*** Available data
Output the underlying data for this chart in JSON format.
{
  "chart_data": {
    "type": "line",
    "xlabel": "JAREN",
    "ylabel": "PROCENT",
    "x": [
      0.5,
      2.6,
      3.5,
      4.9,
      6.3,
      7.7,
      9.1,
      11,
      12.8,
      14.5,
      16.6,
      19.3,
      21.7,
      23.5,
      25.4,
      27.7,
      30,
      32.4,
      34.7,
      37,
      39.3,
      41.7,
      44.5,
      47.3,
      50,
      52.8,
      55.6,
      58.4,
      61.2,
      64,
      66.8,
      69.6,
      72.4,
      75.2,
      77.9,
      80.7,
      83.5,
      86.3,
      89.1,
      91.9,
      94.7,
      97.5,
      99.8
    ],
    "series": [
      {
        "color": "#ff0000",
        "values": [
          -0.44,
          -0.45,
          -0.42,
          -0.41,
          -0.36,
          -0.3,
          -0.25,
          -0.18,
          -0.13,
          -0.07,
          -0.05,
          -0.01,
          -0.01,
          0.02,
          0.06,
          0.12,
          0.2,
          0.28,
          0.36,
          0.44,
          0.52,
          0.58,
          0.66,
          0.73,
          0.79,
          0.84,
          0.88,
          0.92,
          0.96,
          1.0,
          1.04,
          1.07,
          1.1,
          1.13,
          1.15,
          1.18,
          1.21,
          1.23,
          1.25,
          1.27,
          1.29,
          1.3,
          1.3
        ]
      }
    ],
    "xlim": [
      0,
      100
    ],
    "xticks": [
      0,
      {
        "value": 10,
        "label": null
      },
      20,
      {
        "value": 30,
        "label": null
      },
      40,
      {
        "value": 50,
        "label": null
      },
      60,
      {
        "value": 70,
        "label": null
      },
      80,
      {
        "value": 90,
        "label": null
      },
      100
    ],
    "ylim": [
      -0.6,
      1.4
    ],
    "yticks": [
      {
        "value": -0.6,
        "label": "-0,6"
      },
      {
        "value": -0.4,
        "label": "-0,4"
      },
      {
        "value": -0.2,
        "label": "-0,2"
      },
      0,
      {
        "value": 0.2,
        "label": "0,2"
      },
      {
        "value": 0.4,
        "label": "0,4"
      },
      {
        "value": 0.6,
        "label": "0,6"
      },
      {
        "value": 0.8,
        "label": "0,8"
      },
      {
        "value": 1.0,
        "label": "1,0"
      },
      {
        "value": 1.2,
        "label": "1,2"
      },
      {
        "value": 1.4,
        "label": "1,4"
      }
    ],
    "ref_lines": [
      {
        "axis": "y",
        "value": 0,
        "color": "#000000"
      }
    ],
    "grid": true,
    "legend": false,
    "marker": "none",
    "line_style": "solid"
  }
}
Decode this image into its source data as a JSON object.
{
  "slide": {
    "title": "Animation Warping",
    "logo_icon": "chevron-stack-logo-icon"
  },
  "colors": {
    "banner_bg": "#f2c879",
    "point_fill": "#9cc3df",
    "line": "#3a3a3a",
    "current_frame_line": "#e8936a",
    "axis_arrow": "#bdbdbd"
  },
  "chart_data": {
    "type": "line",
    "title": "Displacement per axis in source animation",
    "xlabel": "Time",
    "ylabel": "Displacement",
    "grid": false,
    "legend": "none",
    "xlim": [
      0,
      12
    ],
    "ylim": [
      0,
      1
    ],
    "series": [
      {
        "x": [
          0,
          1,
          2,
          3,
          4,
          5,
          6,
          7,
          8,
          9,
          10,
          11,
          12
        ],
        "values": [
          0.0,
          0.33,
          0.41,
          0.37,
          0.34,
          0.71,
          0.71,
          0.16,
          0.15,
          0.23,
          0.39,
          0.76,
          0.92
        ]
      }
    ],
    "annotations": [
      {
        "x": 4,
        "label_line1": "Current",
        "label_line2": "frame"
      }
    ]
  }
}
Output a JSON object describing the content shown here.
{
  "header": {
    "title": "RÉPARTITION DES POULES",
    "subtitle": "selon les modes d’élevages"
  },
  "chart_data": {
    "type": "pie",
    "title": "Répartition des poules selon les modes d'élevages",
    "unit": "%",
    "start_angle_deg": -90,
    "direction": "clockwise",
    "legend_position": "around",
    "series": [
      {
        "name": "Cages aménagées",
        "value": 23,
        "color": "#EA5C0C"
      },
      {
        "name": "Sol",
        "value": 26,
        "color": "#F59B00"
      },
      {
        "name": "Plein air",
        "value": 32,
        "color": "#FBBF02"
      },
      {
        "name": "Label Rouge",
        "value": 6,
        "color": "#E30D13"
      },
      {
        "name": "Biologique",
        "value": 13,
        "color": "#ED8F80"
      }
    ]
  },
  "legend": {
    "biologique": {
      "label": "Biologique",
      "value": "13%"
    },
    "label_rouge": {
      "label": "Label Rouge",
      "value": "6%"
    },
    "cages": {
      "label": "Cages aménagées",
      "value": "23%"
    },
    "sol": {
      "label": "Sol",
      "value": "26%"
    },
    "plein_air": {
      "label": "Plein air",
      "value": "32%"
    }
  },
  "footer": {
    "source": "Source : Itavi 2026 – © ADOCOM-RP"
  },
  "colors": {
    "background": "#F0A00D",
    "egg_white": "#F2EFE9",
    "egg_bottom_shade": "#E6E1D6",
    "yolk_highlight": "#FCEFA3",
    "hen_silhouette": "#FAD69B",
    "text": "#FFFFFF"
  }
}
******
• [What is expected]:
Filter the records for lines holding the string "this". Copy each one.

• [Finished answer]:
Output the underlying data for this chart in JSON format.
Decode this image into its source data as a JSON object.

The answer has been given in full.